[Exercise instructions]: All of the material below is to be repeated exactly.
%%
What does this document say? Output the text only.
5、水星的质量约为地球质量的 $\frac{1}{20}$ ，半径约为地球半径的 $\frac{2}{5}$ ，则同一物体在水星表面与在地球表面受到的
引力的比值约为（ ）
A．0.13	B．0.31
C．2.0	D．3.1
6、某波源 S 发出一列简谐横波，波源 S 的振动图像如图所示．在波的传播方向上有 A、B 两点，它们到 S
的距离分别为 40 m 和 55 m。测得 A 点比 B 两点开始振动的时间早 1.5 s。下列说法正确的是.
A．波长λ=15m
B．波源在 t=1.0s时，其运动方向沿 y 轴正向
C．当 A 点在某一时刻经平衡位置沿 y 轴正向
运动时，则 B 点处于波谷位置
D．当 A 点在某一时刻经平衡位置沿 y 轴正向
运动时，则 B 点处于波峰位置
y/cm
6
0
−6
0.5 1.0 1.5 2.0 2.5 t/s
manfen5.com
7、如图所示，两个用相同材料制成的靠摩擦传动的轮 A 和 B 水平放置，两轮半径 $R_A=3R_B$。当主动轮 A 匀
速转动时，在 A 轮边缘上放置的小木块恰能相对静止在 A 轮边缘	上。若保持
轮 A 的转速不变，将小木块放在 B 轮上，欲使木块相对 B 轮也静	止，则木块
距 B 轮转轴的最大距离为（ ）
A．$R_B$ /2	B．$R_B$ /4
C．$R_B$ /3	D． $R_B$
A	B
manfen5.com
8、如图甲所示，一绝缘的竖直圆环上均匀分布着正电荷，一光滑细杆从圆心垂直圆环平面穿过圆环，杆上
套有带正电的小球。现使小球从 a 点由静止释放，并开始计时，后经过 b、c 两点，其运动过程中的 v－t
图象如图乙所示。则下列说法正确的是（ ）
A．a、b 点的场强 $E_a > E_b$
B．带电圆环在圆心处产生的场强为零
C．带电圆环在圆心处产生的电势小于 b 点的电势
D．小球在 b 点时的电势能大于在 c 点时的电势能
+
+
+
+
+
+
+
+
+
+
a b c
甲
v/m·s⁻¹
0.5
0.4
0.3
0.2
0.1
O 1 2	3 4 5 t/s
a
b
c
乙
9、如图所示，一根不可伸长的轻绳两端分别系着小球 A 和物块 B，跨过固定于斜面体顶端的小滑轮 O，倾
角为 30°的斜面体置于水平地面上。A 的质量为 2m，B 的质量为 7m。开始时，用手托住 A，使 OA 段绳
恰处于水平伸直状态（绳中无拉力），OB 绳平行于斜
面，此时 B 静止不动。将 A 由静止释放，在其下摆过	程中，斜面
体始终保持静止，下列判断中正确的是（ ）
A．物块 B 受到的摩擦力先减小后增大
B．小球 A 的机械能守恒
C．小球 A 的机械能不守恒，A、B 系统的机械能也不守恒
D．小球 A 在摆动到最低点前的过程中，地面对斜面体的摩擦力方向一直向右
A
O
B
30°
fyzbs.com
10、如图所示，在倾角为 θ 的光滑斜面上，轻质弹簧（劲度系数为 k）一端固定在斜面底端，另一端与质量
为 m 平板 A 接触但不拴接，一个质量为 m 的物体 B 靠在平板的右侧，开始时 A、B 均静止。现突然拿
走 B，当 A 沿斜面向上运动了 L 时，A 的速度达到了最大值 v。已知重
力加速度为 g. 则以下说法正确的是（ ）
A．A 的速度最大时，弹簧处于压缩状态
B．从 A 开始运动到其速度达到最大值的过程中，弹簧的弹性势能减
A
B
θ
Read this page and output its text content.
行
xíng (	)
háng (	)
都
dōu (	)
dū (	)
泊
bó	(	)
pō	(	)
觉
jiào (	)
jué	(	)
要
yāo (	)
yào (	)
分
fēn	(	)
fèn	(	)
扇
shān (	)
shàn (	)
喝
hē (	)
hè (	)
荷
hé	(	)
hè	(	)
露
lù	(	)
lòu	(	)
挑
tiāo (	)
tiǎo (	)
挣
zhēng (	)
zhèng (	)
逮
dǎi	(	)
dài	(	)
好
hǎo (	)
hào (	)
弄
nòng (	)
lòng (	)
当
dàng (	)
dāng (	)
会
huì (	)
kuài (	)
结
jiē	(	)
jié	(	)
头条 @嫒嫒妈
%%
[Output for this task]:
What does this document say? Output the text only.
5、水星的质量约为地球质量的 $\frac{1}{20}$ ，半径约为地球半径的 $\frac{2}{5}$ ，则同一物体在水星表面与在地球表面受到的
引力的比值约为（ ）
A．0.13	B．0.31
C．2.0	D．3.1
6、某波源 S 发出一列简谐横波，波源 S 的振动图像如图所示．在波的传播方向上有 A、B 两点，它们到 S
的距离分别为 40 m 和 55 m。测得 A 点比 B 两点开始振动的时间早 1.5 s。下列说法正确的是.
A．波长λ=15m
B．波源在 t=1.0s时，其运动方向沿 y 轴正向
C．当 A 点在某一时刻经平衡位置沿 y 轴正向
运动时，则 B 点处于波谷位置
D．当 A 点在某一时刻经平衡位置沿 y 轴正向
运动时，则 B 点处于波峰位置
y/cm
6
0
−6
0.5 1.0 1.5 2.0 2.5 t/s
manfen5.com
7、如图所示，两个用相同材料制成的靠摩擦传动的轮 A 和 B 水平放置，两轮半径 $R_A=3R_B$。当主动轮 A 匀
速转动时，在 A 轮边缘上放置的小木块恰能相对静止在 A 轮边缘	上。若保持
轮 A 的转速不变，将小木块放在 B 轮上，欲使木块相对 B 轮也静	止，则木块
距 B 轮转轴的最大距离为（ ）
A．$R_B$ /2	B．$R_B$ /4
C．$R_B$ /3	D． $R_B$
A	B
manfen5.com
8、如图甲所示，一绝缘的竖直圆环上均匀分布着正电荷，一光滑细杆从圆心垂直圆环平面穿过圆环，杆上
套有带正电的小球。现使小球从 a 点由静止释放，并开始计时，后经过 b、c 两点，其运动过程中的 v－t
图象如图乙所示。则下列说法正确的是（ ）
A．a、b 点的场强 $E_a > E_b$
B．带电圆环在圆心处产生的场强为零
C．带电圆环在圆心处产生的电势小于 b 点的电势
D．小球在 b 点时的电势能大于在 c 点时的电势能
+
+
+
+
+
+
+
+
+
+
a b c
甲
v/m·s⁻¹
0.5
0.4
0.3
0.2
0.1
O 1 2	3 4 5 t/s
a
b
c
乙
9、如图所示，一根不可伸长的轻绳两端分别系着小球 A 和物块 B，跨过固定于斜面体顶端的小滑轮 O，倾
角为 30°的斜面体置于水平地面上。A 的质量为 2m，B 的质量为 7m。开始时，用手托住 A，使 OA 段绳
恰处于水平伸直状态（绳中无拉力），OB 绳平行于斜
面，此时 B 静止不动。将 A 由静止释放，在其下摆过	程中，斜面
体始终保持静止，下列判断中正确的是（ ）
A．物块 B 受到的摩擦力先减小后增大
B．小球 A 的机械能守恒
C．小球 A 的机械能不守恒，A、B 系统的机械能也不守恒
D．小球 A 在摆动到最低点前的过程中，地面对斜面体的摩擦力方向一直向右
A
O
B
30°
fyzbs.com
10、如图所示，在倾角为 θ 的光滑斜面上，轻质弹簧（劲度系数为 k）一端固定在斜面底端，另一端与质量
为 m 平板 A 接触但不拴接，一个质量为 m 的物体 B 靠在平板的右侧，开始时 A、B 均静止。现突然拿
走 B，当 A 沿斜面向上运动了 L 时，A 的速度达到了最大值 v。已知重
力加速度为 g. 则以下说法正确的是（ ）
A．A 的速度最大时，弹簧处于压缩状态
B．从 A 开始运动到其速度达到最大值的过程中，弹簧的弹性势能减
A
B
θ
Read this page and output its text content.
行
xíng (	)
háng (	)
都
dōu (	)
dū (	)
泊
bó	(	)
pō	(	)
觉
jiào (	)
jué	(	)
要
yāo (	)
yào (	)
分
fēn	(	)
fèn	(	)
扇
shān (	)
shàn (	)
喝
hē (	)
hè (	)
荷
hé	(	)
hè	(	)
露
lù	(	)
lòu	(	)
挑
tiāo (	)
tiǎo (	)
挣
zhēng (	)
zhèng (	)
逮
dǎi	(	)
dài	(	)
好
hǎo (	)
hào (	)
弄
nòng (	)
lòng (	)
当
dàng (	)
dāng (	)
会
huì (	)
kuài (	)
结
jiē	(	)
jié	(	)
头条 @嫒嫒妈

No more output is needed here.